## DIRECTIONS
Repeat the material below exactly, with no pictures.

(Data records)
----
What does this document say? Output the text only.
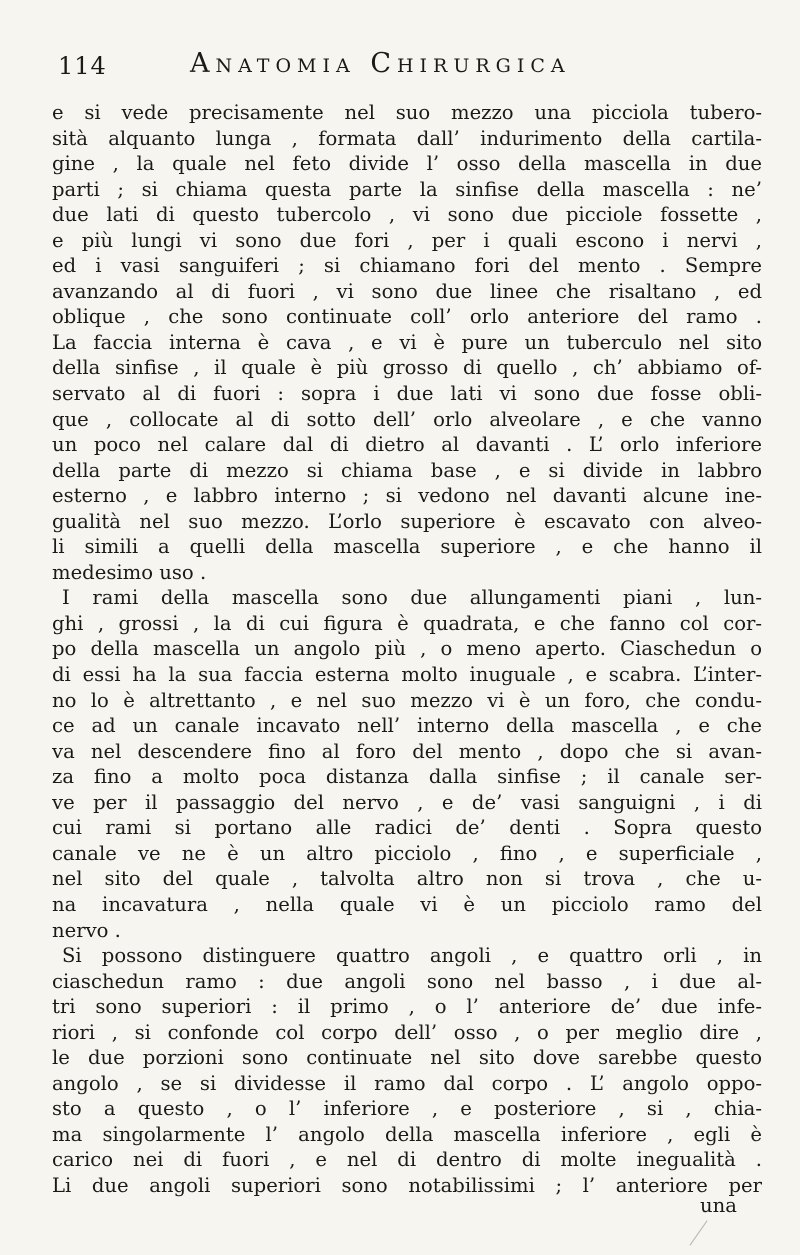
114	Anatomia Chirurgica
e si vede precisamente nel suo mezzo una picciola tubero-
sità alquanto lunga , formata dall’ indurimento della cartila-
gine , la quale nel feto divide l’ osso della mascella in due
parti ; si chiama questa parte la sinfise della mascella : ne’
due lati di questo tubercolo , vi sono due picciole fossette ,
e più lungi vi sono due fori , per i quali escono i nervi ,
ed i vasi sanguiferi ; si chiamano fori del mento . Sempre
avanzando al di fuori , vi sono due linee che risaltano , ed
oblique , che sono continuate coll’ orlo anteriore del ramo .
La faccia interna è cava , e vi è pure un tuberculo nel sito
della sinfise , il quale è più grosso di quello , ch’ abbiamo of-
servato al di fuori : sopra i due lati vi sono due fosse obli-
que , collocate al di sotto dell’ orlo alveolare , e che vanno
un poco nel calare dal di dietro al davanti . L’ orlo inferiore
della parte di mezzo si chiama base , e si divide in labbro
esterno , e labbro interno ; si vedono nel davanti alcune ine-
gualità nel suo mezzo. L’orlo superiore è escavato con alveo-
li simili a quelli della mascella superiore , e che hanno il
medesimo uso .
I rami della mascella sono due allungamenti piani , lun-
ghi , grossi , la di cui figura è quadrata, e che fanno col cor-
po della mascella un angolo più , o meno aperto. Ciaschedun o
di essi ha la sua faccia esterna molto inuguale , e scabra. L’inter-
no lo è altrettanto , e nel suo mezzo vi è un foro, che condu-
ce ad un canale incavato nell’ interno della mascella , e che
va nel descendere fino al foro del mento , dopo che si avan-
za fino a molto poca distanza dalla sinfise ; il canale ser-
ve per il passaggio del nervo , e de’ vasi sanguigni , i di
cui rami si portano alle radici de’ denti . Sopra questo
canale ve ne è un altro picciolo , fino , e superficiale ,
nel sito del quale , talvolta altro non si trova , che u-
na incavatura , nella quale vi è un picciolo ramo del
nervo .
Si possono distinguere quattro angoli , e quattro orli , in
ciaschedun ramo : due angoli sono nel basso , i due al-
tri sono superiori : il primo , o l’ anteriore de’ due infe-
riori , si confonde col corpo dell’ osso , o per meglio dire ,
le due porzioni sono continuate nel sito dove sarebbe questo
angolo , se si dividesse il ramo dal corpo . L’ angolo oppo-
sto a questo , o l’ inferiore , e posteriore , si , chia-
ma singolarmente l’ angolo della mascella inferiore , egli è
carico nei di fuori , e nel di dentro di molte inegualità .
Li due angoli superiori sono notabilissimi ; l’ anteriore per
una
----
## RESULT
What does this document say? Output the text only.
114	Anatomia Chirurgica
e si vede precisamente nel suo mezzo una picciola tubero-
sità alquanto lunga , formata dall’ indurimento della cartila-
gine , la quale nel feto divide l’ osso della mascella in due
parti ; si chiama questa parte la sinfise della mascella : ne’
due lati di questo tubercolo , vi sono due picciole fossette ,
e più lungi vi sono due fori , per i quali escono i nervi ,
ed i vasi sanguiferi ; si chiamano fori del mento . Sempre
avanzando al di fuori , vi sono due linee che risaltano , ed
oblique , che sono continuate coll’ orlo anteriore del ramo .
La faccia interna è cava , e vi è pure un tuberculo nel sito
della sinfise , il quale è più grosso di quello , ch’ abbiamo of-
servato al di fuori : sopra i due lati vi sono due fosse obli-
que , collocate al di sotto dell’ orlo alveolare , e che vanno
un poco nel calare dal di dietro al davanti . L’ orlo inferiore
della parte di mezzo si chiama base , e si divide in labbro
esterno , e labbro interno ; si vedono nel davanti alcune ine-
gualità nel suo mezzo. L’orlo superiore è escavato con alveo-
li simili a quelli della mascella superiore , e che hanno il
medesimo uso .
I rami della mascella sono due allungamenti piani , lun-
ghi , grossi , la di cui figura è quadrata, e che fanno col cor-
po della mascella un angolo più , o meno aperto. Ciaschedun o
di essi ha la sua faccia esterna molto inuguale , e scabra. L’inter-
no lo è altrettanto , e nel suo mezzo vi è un foro, che condu-
ce ad un canale incavato nell’ interno della mascella , e che
va nel descendere fino al foro del mento , dopo che si avan-
za fino a molto poca distanza dalla sinfise ; il canale ser-
ve per il passaggio del nervo , e de’ vasi sanguigni , i di
cui rami si portano alle radici de’ denti . Sopra questo
canale ve ne è un altro picciolo , fino , e superficiale ,
nel sito del quale , talvolta altro non si trova , che u-
na incavatura , nella quale vi è un picciolo ramo del
nervo .
Si possono distinguere quattro angoli , e quattro orli , in
ciaschedun ramo : due angoli sono nel basso , i due al-
tri sono superiori : il primo , o l’ anteriore de’ due infe-
riori , si confonde col corpo dell’ osso , o per meglio dire ,
le due porzioni sono continuate nel sito dove sarebbe questo
angolo , se si dividesse il ramo dal corpo . L’ angolo oppo-
sto a questo , o l’ inferiore , e posteriore , si , chia-
ma singolarmente l’ angolo della mascella inferiore , egli è
carico nei di fuori , e nel di dentro di molte inegualità .
Li due angoli superiori sono notabilissimi ; l’ anteriore per
una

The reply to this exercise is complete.